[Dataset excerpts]
....
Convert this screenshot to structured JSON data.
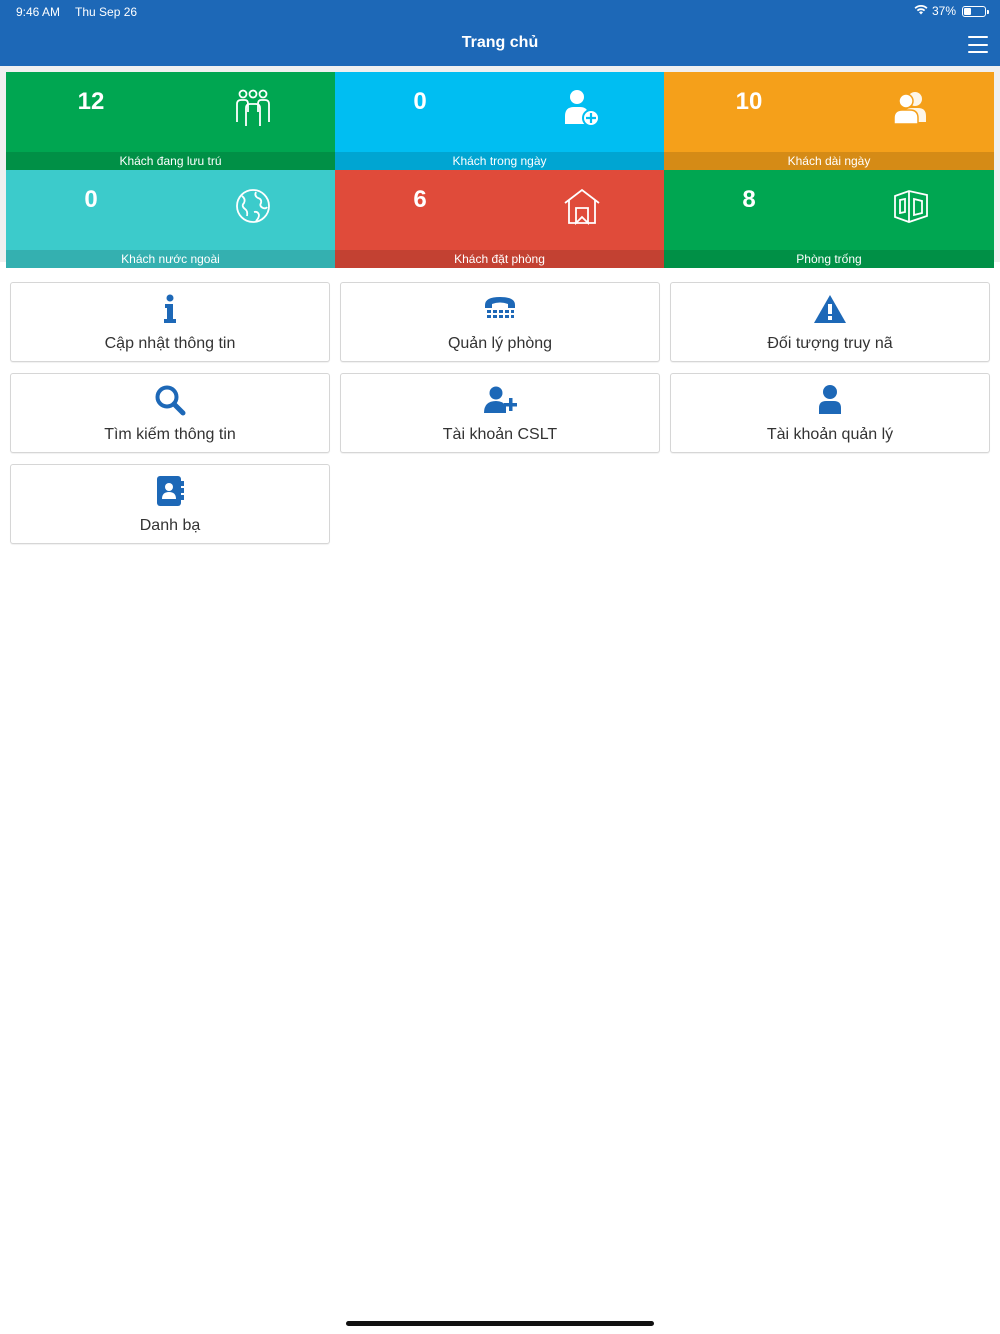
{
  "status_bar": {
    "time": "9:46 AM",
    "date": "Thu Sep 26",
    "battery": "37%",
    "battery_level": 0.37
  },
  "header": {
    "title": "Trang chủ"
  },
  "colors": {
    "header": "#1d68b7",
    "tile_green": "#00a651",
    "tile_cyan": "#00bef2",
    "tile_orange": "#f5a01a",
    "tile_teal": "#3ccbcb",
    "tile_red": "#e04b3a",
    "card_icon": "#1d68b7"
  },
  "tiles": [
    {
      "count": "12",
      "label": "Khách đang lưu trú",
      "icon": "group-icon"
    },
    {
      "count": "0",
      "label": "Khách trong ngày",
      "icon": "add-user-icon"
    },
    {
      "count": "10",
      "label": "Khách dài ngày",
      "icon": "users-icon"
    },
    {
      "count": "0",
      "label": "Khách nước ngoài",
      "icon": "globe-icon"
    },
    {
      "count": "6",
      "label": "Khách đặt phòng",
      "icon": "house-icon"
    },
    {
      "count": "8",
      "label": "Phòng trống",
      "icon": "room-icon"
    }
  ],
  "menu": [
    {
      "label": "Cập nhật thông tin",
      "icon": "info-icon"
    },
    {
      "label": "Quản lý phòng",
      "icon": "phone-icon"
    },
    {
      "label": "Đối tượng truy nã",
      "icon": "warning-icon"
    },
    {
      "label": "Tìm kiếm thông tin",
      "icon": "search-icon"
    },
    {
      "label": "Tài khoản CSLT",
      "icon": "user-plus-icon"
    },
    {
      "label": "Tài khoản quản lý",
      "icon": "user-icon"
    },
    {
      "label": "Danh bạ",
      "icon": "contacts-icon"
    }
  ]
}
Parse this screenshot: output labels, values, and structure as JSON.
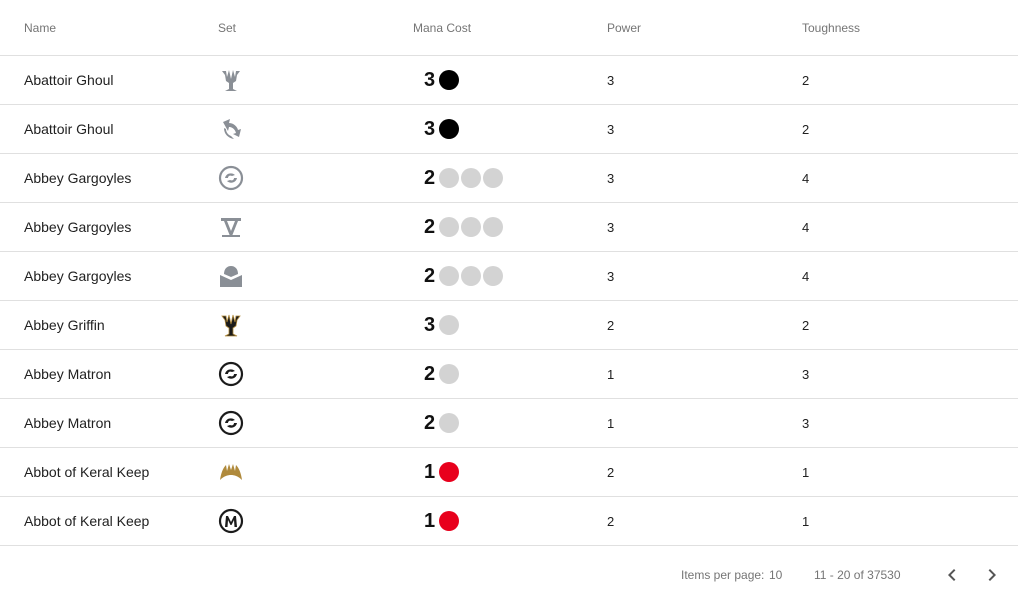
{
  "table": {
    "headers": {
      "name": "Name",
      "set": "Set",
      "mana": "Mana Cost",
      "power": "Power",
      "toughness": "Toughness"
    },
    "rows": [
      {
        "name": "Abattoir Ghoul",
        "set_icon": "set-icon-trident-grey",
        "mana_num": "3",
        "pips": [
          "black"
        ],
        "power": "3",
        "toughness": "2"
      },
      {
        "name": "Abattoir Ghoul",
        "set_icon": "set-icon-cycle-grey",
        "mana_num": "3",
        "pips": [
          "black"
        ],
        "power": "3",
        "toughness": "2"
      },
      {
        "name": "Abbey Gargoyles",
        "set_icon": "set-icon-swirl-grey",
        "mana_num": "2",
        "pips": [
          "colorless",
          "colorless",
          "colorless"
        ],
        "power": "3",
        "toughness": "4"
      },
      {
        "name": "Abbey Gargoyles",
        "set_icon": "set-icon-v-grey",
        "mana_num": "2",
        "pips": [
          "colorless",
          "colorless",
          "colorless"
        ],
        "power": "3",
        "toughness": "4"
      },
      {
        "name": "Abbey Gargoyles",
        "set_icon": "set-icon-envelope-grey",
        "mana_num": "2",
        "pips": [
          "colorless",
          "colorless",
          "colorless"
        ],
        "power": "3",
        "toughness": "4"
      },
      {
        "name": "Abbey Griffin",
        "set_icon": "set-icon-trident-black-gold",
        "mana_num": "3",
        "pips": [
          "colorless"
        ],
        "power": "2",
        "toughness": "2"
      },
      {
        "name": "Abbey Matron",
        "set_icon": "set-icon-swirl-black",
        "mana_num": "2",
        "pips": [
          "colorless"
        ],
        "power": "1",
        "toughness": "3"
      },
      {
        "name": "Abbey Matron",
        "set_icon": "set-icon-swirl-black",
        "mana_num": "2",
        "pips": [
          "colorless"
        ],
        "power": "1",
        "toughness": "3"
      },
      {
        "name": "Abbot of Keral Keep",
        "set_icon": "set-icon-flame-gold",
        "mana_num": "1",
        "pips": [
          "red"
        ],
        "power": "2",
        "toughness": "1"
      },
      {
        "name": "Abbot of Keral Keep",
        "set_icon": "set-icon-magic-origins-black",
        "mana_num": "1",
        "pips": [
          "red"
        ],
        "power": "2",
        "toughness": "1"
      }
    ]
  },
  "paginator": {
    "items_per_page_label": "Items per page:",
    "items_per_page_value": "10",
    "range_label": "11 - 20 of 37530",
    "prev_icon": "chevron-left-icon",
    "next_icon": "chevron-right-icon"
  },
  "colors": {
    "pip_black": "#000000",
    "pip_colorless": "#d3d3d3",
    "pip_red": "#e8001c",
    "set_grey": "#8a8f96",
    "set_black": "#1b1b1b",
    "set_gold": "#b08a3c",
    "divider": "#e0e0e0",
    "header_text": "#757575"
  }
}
....
(Your objective)
Give only the number of lines in the data that hold the string "screenshot".

(Correct response)
2